### [SHORT PROBLEM]
Reproduce each line exactly.

— begin PROVIDED DATA —

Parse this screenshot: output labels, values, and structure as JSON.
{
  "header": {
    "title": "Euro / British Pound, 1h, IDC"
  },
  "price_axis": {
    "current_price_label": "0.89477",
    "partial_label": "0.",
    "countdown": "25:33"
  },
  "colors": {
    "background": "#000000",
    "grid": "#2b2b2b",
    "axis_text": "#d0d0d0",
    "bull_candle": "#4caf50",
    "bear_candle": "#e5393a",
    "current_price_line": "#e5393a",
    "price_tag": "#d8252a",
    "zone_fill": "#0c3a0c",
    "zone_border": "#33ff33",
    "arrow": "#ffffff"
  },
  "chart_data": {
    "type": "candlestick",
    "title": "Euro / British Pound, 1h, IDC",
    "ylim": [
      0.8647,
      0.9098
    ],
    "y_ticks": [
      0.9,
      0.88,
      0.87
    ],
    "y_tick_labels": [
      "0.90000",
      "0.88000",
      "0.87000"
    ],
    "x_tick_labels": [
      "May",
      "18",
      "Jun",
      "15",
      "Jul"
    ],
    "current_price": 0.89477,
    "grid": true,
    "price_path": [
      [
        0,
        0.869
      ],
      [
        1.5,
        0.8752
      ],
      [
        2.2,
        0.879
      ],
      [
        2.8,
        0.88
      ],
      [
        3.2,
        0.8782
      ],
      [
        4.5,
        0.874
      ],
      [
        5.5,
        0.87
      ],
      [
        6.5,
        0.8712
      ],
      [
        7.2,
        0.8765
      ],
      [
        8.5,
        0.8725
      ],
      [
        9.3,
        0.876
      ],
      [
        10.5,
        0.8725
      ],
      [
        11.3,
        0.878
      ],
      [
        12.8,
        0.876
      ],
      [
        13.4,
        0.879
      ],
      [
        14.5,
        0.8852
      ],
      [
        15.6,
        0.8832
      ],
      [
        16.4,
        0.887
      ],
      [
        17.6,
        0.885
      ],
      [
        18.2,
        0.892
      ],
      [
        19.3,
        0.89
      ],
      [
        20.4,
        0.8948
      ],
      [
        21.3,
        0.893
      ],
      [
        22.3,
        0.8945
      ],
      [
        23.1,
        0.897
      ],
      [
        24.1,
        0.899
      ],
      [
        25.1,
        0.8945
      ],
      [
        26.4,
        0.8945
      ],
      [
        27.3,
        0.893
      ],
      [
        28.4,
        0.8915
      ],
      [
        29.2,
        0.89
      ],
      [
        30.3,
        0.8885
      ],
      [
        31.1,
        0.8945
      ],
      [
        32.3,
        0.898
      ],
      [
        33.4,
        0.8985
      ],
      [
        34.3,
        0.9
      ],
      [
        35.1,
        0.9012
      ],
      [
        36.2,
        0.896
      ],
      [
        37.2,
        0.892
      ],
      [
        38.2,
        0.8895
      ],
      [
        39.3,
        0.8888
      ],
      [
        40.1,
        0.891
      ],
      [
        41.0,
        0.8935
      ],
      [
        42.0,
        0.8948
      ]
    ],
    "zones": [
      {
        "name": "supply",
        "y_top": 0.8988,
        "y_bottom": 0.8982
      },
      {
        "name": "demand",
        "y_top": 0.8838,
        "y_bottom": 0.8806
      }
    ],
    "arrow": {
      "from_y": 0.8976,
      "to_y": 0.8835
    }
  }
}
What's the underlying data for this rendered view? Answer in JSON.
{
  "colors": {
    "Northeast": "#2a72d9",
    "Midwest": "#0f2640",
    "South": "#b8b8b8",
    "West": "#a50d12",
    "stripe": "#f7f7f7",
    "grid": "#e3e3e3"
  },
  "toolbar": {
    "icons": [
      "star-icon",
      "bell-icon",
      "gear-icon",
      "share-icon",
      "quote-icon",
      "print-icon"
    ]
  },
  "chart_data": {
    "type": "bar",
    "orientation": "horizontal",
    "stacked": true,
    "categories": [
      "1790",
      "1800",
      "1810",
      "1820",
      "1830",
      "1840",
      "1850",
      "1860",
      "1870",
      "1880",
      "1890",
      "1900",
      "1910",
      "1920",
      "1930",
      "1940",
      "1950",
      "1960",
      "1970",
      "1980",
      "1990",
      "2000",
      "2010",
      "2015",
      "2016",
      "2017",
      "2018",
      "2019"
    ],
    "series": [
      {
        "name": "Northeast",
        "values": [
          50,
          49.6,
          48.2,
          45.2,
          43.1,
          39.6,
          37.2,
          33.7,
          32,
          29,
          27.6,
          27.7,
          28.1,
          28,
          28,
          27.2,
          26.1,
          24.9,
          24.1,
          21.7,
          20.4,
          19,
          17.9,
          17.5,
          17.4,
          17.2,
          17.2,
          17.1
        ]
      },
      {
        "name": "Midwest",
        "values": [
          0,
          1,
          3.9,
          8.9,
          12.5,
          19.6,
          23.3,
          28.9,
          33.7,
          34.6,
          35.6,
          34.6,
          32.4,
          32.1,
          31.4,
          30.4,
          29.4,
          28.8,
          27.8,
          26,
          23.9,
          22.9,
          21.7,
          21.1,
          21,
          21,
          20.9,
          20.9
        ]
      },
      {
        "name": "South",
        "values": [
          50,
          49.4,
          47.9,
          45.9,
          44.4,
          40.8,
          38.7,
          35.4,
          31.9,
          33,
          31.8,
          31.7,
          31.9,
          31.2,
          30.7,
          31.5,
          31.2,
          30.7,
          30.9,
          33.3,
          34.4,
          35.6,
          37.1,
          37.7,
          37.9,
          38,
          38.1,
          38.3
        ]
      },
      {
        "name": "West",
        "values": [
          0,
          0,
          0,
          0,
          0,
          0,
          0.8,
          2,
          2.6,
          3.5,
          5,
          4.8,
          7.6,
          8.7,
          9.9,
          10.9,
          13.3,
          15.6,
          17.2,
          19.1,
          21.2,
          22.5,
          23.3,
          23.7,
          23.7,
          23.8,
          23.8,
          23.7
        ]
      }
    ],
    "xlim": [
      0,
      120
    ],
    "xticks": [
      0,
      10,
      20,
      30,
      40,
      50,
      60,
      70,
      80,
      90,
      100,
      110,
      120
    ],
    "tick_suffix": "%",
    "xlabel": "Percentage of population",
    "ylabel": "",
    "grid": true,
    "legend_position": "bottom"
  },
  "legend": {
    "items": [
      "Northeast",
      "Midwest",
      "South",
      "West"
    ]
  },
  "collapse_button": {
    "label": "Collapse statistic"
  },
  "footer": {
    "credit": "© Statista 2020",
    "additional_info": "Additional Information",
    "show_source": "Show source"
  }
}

— end PROVIDED DATA —

### [RESULT FOR THIS TASK]
Parse this screenshot: output labels, values, and structure as JSON.
{
  "header": {
    "title": "Euro / British Pound, 1h, IDC"
  },
  "price_axis": {
    "current_price_label": "0.89477",
    "partial_label": "0.",
    "countdown": "25:33"
  },
  "colors": {
    "background": "#000000",
    "grid": "#2b2b2b",
    "axis_text": "#d0d0d0",
    "bull_candle": "#4caf50",
    "bear_candle": "#e5393a",
    "current_price_line": "#e5393a",
    "price_tag": "#d8252a",
    "zone_fill": "#0c3a0c",
    "zone_border": "#33ff33",
    "arrow": "#ffffff"
  },
  "chart_data": {
    "type": "candlestick",
    "title": "Euro / British Pound, 1h, IDC",
    "ylim": [
      0.8647,
      0.9098
    ],
    "y_ticks": [
      0.9,
      0.88,
      0.87
    ],
    "y_tick_labels": [
      "0.90000",
      "0.88000",
      "0.87000"
    ],
    "x_tick_labels": [
      "May",
      "18",
      "Jun",
      "15",
      "Jul"
    ],
    "current_price": 0.89477,
    "grid": true,
    "price_path": [
      [
        0,
        0.869
      ],
      [
        1.5,
        0.8752
      ],
      [
        2.2,
        0.879
      ],
      [
        2.8,
        0.88
      ],
      [
        3.2,
        0.8782
      ],
      [
        4.5,
        0.874
      ],
      [
        5.5,
        0.87
      ],
      [
        6.5,
        0.8712
      ],
      [
        7.2,
        0.8765
      ],
      [
        8.5,
        0.8725
      ],
      [
        9.3,
        0.876
      ],
      [
        10.5,
        0.8725
      ],
      [
        11.3,
        0.878
      ],
      [
        12.8,
        0.876
      ],
      [
        13.4,
        0.879
      ],
      [
        14.5,
        0.8852
      ],
      [
        15.6,
        0.8832
      ],
      [
        16.4,
        0.887
      ],
      [
        17.6,
        0.885
      ],
      [
        18.2,
        0.892
      ],
      [
        19.3,
        0.89
      ],
      [
        20.4,
        0.8948
      ],
      [
        21.3,
        0.893
      ],
      [
        22.3,
        0.8945
      ],
      [
        23.1,
        0.897
      ],
      [
        24.1,
        0.899
      ],
      [
        25.1,
        0.8945
      ],
      [
        26.4,
        0.8945
      ],
      [
        27.3,
        0.893
      ],
      [
        28.4,
        0.8915
      ],
      [
        29.2,
        0.89
      ],
      [
        30.3,
        0.8885
      ],
      [
        31.1,
        0.8945
      ],
      [
        32.3,
        0.898
      ],
      [
        33.4,
        0.8985
      ],
      [
        34.3,
        0.9
      ],
      [
        35.1,
        0.9012
      ],
      [
        36.2,
        0.896
      ],
      [
        37.2,
        0.892
      ],
      [
        38.2,
        0.8895
      ],
      [
        39.3,
        0.8888
      ],
      [
        40.1,
        0.891
      ],
      [
        41.0,
        0.8935
      ],
      [
        42.0,
        0.8948
      ]
    ],
    "zones": [
      {
        "name": "supply",
        "y_top": 0.8988,
        "y_bottom": 0.8982
      },
      {
        "name": "demand",
        "y_top": 0.8838,
        "y_bottom": 0.8806
      }
    ],
    "arrow": {
      "from_y": 0.8976,
      "to_y": 0.8835
    }
  }
}
What's the underlying data for this rendered view? Answer in JSON.
{
  "colors": {
    "Northeast": "#2a72d9",
    "Midwest": "#0f2640",
    "South": "#b8b8b8",
    "West": "#a50d12",
    "stripe": "#f7f7f7",
    "grid": "#e3e3e3"
  },
  "toolbar": {
    "icons": [
      "star-icon",
      "bell-icon",
      "gear-icon",
      "share-icon",
      "quote-icon",
      "print-icon"
    ]
  },
  "chart_data": {
    "type": "bar",
    "orientation": "horizontal",
    "stacked": true,
    "categories": [
      "1790",
      "1800",
      "1810",
      "1820",
      "1830",
      "1840",
      "1850",
      "1860",
      "1870",
      "1880",
      "1890",
      "1900",
      "1910",
      "1920",
      "1930",
      "1940",
      "1950",
      "1960",
      "1970",
      "1980",
      "1990",
      "2000",
      "2010",
      "2015",
      "2016",
      "2017",
      "2018",
      "2019"
    ],
    "series": [
      {
        "name": "Northeast",
        "values": [
          50,
          49.6,
          48.2,
          45.2,
          43.1,
          39.6,
          37.2,
          33.7,
          32,
          29,
          27.6,
          27.7,
          28.1,
          28,
          28,
          27.2,
          26.1,
          24.9,
          24.1,
          21.7,
          20.4,
          19,
          17.9,
          17.5,
          17.4,
          17.2,
          17.2,
          17.1
        ]
      },
      {
        "name": "Midwest",
        "values": [
          0,
          1,
          3.9,
          8.9,
          12.5,
          19.6,
          23.3,
          28.9,
          33.7,
          34.6,
          35.6,
          34.6,
          32.4,
          32.1,
          31.4,
          30.4,
          29.4,
          28.8,
          27.8,
          26,
          23.9,
          22.9,
          21.7,
          21.1,
          21,
          21,
          20.9,
          20.9
        ]
      },
      {
        "name": "South",
        "values": [
          50,
          49.4,
          47.9,
          45.9,
          44.4,
          40.8,
          38.7,
          35.4,
          31.9,
          33,
          31.8,
          31.7,
          31.9,
          31.2,
          30.7,
          31.5,
          31.2,
          30.7,
          30.9,
          33.3,
          34.4,
          35.6,
          37.1,
          37.7,
          37.9,
          38,
          38.1,
          38.3
        ]
      },
      {
        "name": "West",
        "values": [
          0,
          0,
          0,
          0,
          0,
          0,
          0.8,
          2,
          2.6,
          3.5,
          5,
          4.8,
          7.6,
          8.7,
          9.9,
          10.9,
          13.3,
          15.6,
          17.2,
          19.1,
          21.2,
          22.5,
          23.3,
          23.7,
          23.7,
          23.8,
          23.8,
          23.7
        ]
      }
    ],
    "xlim": [
      0,
      120
    ],
    "xticks": [
      0,
      10,
      20,
      30,
      40,
      50,
      60,
      70,
      80,
      90,
      100,
      110,
      120
    ],
    "tick_suffix": "%",
    "xlabel": "Percentage of population",
    "ylabel": "",
    "grid": true,
    "legend_position": "bottom"
  },
  "legend": {
    "items": [
      "Northeast",
      "Midwest",
      "South",
      "West"
    ]
  },
  "collapse_button": {
    "label": "Collapse statistic"
  },
  "footer": {
    "credit": "© Statista 2020",
    "additional_info": "Additional Information",
    "show_source": "Show source"
  }
}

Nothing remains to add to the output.